TASK DATA >>
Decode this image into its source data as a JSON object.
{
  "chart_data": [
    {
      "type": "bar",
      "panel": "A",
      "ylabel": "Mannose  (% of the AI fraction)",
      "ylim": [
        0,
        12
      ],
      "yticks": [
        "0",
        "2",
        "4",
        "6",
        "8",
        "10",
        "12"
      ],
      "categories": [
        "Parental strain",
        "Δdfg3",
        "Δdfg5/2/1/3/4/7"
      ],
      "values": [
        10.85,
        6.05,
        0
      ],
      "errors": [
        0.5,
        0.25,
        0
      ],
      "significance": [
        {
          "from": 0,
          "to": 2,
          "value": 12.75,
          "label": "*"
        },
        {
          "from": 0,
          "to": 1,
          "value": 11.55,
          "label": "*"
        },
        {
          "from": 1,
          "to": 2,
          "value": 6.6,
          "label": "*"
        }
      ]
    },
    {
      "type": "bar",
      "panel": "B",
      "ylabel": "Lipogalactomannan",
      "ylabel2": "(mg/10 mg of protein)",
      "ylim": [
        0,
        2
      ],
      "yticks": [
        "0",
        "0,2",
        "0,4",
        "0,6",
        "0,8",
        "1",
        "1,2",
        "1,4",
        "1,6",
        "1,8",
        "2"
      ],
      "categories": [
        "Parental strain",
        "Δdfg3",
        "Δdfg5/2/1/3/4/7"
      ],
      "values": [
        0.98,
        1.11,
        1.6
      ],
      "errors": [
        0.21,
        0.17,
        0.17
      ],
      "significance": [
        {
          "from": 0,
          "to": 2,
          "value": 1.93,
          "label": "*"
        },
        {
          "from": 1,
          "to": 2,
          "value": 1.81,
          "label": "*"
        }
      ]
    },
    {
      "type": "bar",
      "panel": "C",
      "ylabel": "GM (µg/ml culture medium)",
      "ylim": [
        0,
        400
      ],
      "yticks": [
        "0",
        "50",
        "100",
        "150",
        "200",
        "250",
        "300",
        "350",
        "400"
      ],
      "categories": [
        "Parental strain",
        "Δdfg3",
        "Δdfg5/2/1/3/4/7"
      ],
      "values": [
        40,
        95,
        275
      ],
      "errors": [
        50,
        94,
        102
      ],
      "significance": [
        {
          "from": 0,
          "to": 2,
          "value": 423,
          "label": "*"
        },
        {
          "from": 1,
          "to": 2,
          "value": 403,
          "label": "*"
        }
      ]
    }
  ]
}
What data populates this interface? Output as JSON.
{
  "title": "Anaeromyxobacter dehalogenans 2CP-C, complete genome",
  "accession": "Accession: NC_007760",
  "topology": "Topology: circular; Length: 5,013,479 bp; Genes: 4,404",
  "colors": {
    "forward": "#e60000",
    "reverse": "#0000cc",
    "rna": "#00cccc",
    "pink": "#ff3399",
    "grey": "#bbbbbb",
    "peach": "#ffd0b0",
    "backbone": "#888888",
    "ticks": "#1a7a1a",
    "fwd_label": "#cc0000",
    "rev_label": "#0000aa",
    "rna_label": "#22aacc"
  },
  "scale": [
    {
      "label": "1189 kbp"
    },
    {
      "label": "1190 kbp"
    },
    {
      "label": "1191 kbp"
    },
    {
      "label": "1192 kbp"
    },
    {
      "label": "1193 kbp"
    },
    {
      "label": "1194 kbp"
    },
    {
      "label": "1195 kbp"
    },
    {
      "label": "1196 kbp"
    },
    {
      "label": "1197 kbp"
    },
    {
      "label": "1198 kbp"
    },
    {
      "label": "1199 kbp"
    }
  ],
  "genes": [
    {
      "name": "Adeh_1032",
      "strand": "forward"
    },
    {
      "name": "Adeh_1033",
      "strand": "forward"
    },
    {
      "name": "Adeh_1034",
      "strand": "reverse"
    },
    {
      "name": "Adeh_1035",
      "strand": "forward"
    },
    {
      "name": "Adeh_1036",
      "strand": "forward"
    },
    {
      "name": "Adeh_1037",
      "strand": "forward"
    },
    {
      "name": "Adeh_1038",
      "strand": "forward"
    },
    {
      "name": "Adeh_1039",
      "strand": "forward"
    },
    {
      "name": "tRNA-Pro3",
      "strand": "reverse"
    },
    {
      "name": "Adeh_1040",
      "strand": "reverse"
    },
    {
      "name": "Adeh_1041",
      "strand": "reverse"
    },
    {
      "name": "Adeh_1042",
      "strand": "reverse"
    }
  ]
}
--
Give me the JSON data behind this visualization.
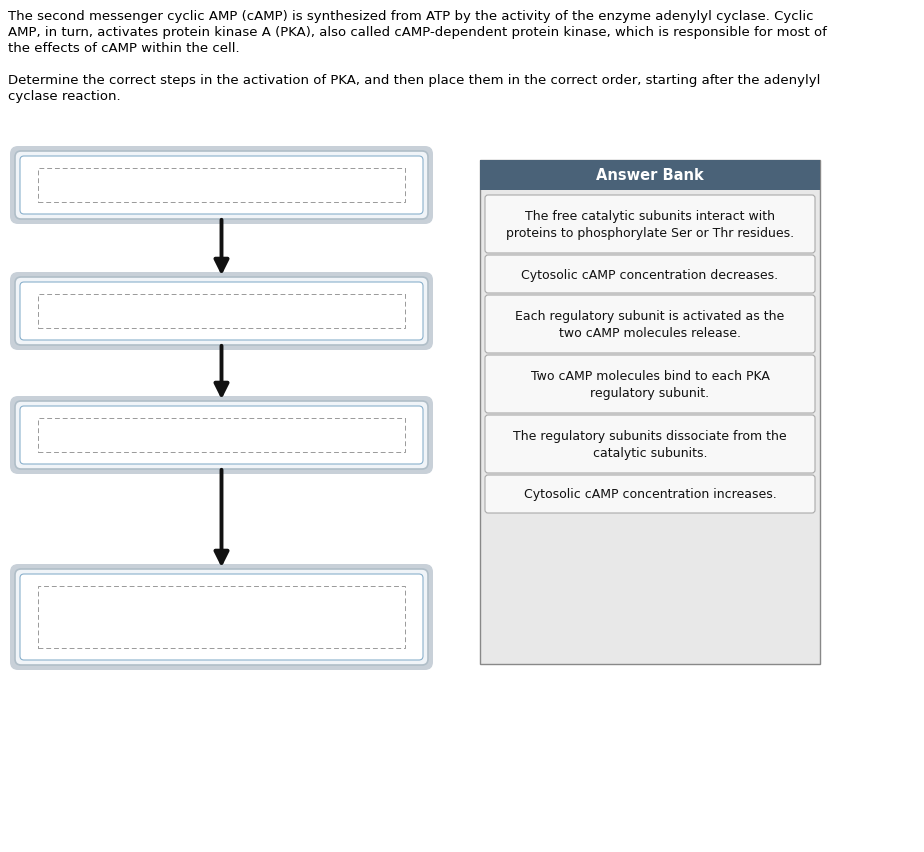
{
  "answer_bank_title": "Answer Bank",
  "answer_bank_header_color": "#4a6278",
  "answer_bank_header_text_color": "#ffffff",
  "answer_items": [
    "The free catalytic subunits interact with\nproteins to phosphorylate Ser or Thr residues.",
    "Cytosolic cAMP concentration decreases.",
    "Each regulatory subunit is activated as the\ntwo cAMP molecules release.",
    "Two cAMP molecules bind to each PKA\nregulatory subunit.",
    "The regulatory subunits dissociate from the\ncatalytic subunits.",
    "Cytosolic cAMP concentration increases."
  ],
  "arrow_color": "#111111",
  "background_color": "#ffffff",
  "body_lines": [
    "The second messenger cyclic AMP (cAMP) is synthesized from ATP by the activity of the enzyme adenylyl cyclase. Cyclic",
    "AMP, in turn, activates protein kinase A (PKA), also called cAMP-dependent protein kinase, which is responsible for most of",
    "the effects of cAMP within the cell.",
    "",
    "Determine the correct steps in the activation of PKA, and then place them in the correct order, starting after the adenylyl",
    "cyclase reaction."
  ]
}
==
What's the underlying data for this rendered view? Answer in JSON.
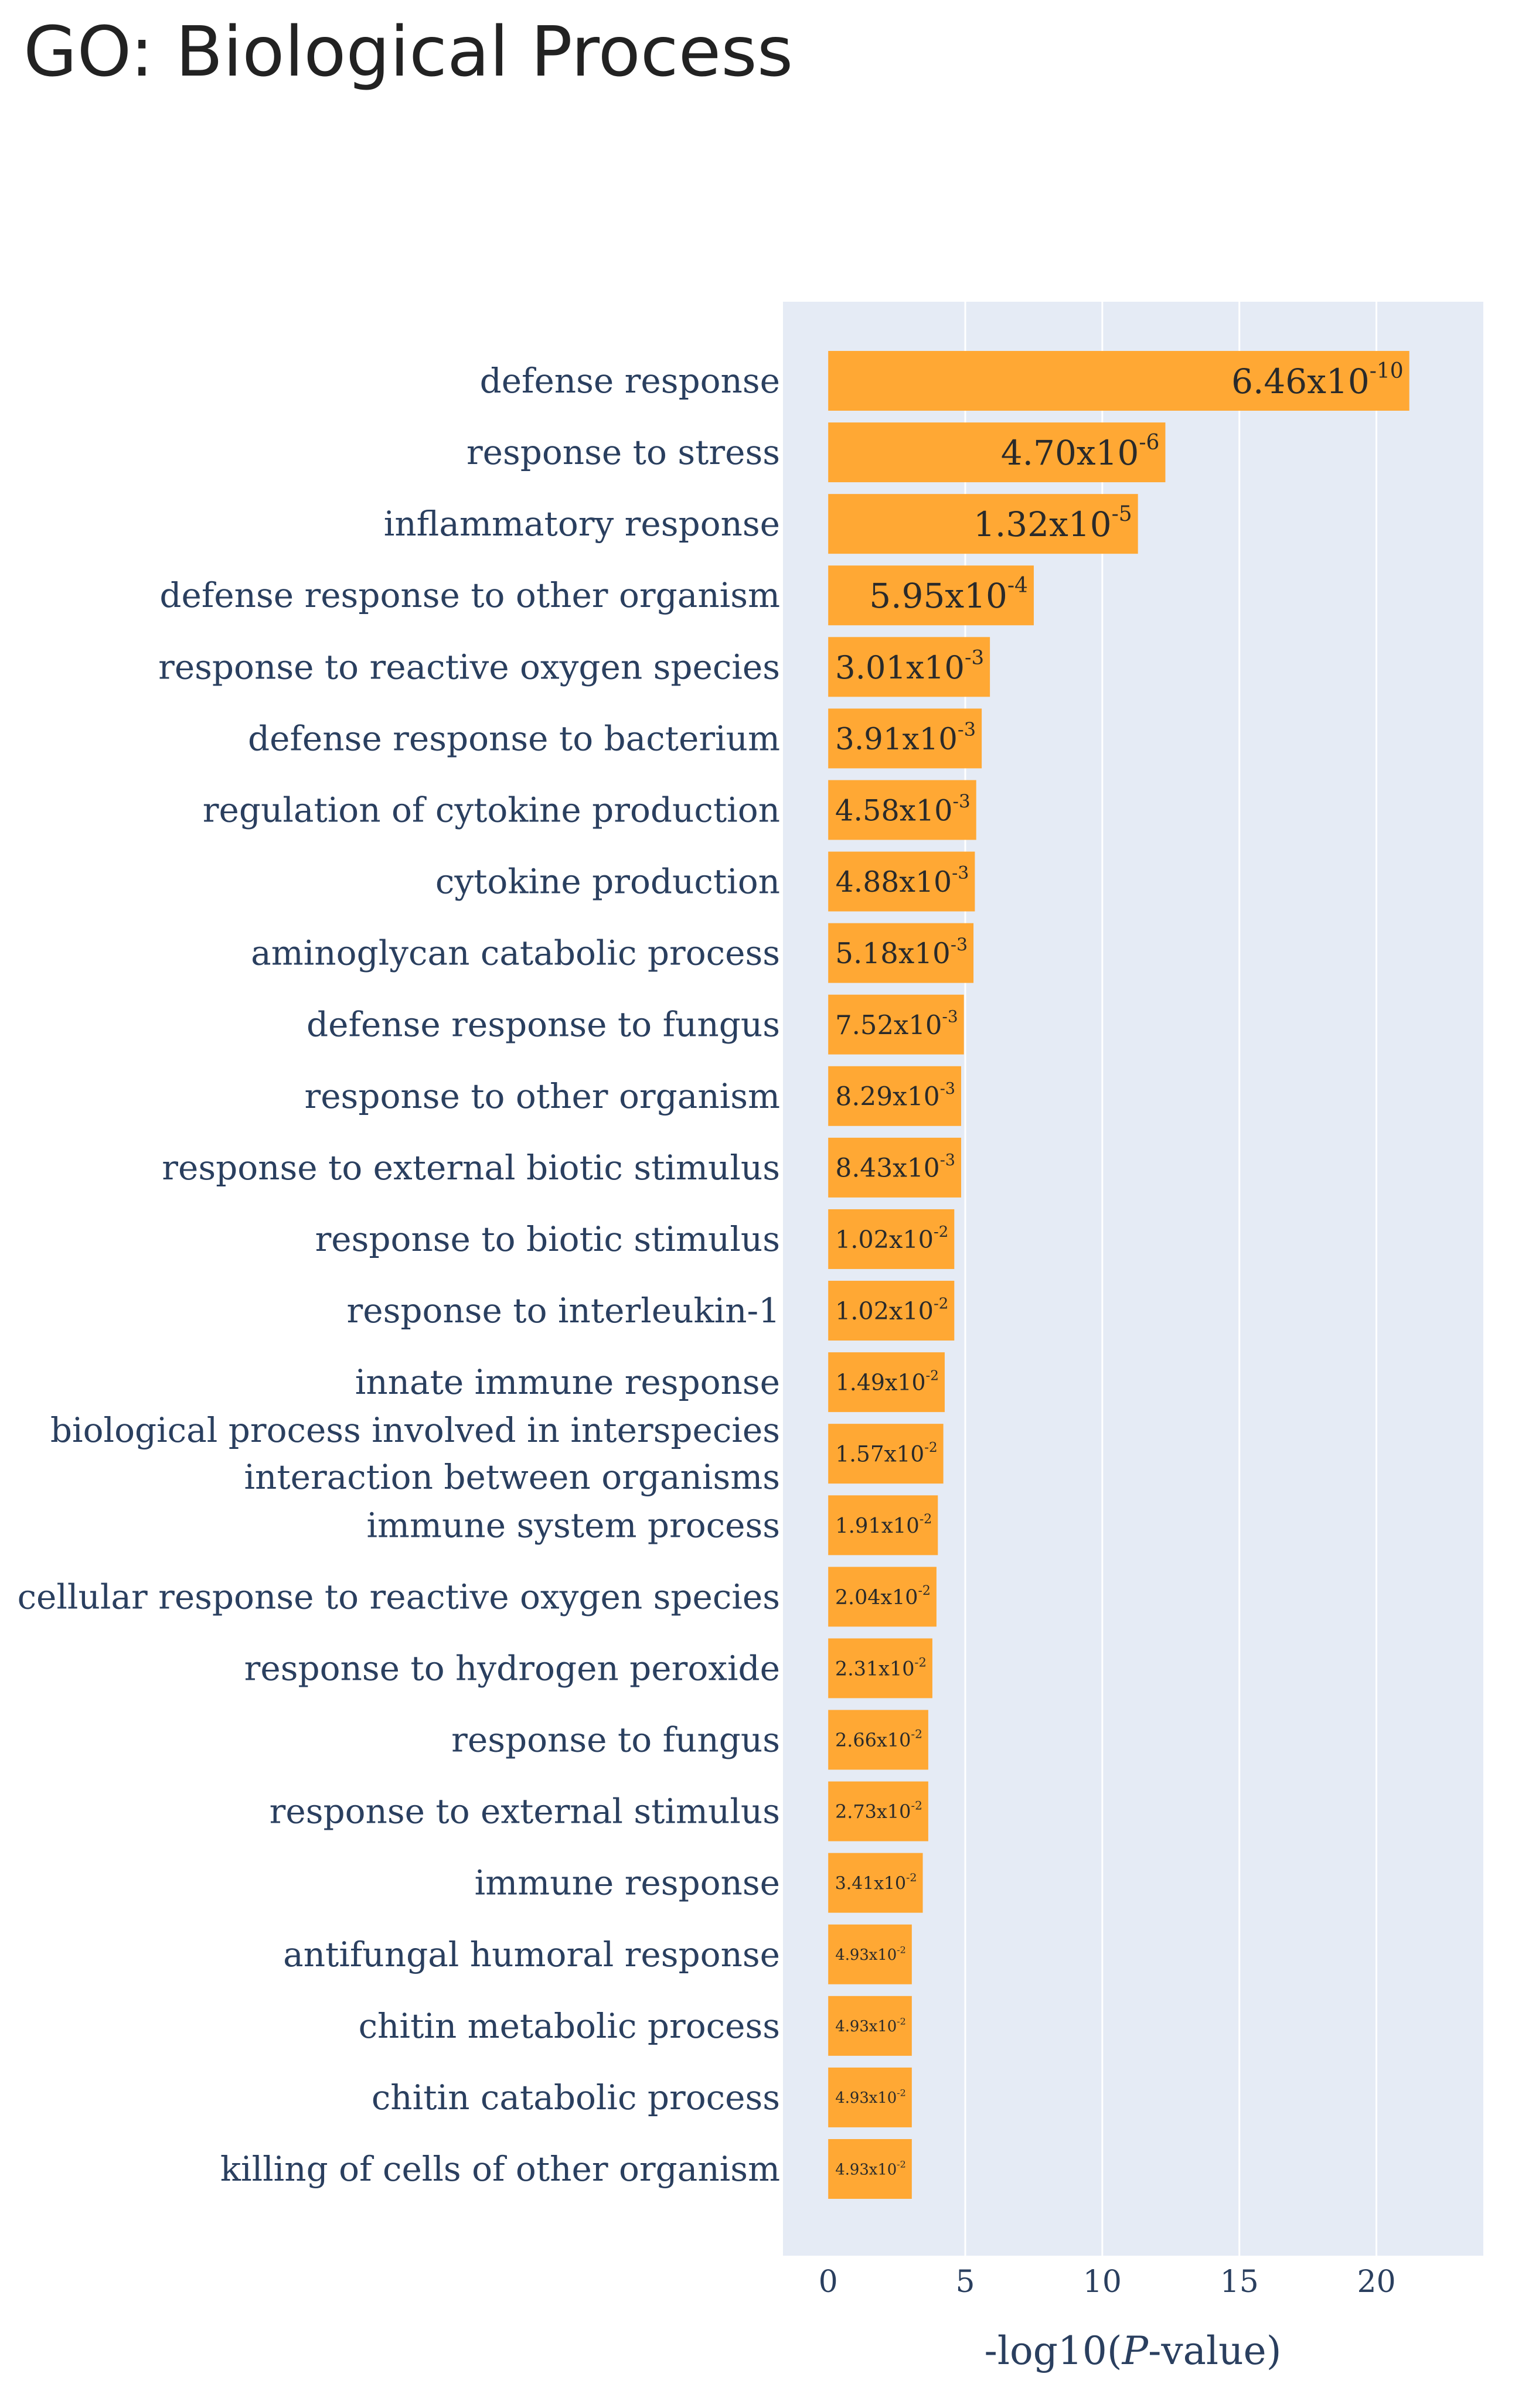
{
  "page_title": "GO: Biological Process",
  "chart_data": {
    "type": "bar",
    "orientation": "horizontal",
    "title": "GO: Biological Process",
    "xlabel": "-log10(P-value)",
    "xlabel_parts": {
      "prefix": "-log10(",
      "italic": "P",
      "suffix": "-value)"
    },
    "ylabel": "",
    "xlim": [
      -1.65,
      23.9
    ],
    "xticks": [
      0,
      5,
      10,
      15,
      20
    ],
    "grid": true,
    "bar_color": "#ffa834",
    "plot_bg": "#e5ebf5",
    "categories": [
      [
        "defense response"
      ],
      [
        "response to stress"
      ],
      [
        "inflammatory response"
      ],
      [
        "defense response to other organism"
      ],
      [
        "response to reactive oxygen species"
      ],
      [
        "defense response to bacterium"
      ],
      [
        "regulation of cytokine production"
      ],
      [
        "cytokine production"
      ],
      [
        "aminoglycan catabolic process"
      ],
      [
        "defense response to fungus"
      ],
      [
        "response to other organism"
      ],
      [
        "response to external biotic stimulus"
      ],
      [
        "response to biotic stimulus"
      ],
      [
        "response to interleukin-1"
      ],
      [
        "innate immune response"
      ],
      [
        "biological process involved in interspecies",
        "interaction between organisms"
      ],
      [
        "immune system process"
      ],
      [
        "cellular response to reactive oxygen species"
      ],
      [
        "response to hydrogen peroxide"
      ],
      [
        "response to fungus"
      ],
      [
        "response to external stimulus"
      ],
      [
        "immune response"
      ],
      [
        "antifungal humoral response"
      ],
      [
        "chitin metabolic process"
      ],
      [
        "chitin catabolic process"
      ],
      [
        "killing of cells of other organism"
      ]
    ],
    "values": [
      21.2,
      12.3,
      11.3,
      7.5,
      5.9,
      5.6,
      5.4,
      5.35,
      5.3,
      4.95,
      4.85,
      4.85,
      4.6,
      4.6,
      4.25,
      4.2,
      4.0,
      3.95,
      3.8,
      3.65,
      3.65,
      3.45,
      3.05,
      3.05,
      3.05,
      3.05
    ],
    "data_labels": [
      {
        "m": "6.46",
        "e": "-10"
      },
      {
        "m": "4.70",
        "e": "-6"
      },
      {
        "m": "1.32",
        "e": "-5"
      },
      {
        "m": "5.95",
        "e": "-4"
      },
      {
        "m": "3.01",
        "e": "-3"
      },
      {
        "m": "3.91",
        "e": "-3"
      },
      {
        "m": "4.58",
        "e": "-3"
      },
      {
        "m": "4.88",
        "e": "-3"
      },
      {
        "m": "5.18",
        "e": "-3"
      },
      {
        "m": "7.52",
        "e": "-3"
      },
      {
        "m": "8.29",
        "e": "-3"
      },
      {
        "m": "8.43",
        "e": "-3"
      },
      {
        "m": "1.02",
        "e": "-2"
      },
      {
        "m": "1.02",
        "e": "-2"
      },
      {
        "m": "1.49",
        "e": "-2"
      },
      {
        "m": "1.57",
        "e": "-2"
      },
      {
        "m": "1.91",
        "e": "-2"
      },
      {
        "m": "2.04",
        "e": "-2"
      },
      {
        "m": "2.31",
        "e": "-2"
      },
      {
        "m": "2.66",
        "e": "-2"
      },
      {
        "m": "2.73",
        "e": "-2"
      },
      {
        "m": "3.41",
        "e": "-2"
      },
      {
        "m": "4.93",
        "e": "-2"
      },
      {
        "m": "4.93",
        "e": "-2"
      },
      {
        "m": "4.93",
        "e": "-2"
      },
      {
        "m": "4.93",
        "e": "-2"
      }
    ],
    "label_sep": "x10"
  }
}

GOAL OF THE EXERCISE >> Among the lines of the data, find every one that holds "concentration" and copy it.

WRITTEN SOLUTION >>
    "Cytosolic cAMP concentration decreases.",
    "Cytosolic cAMP concentration increases."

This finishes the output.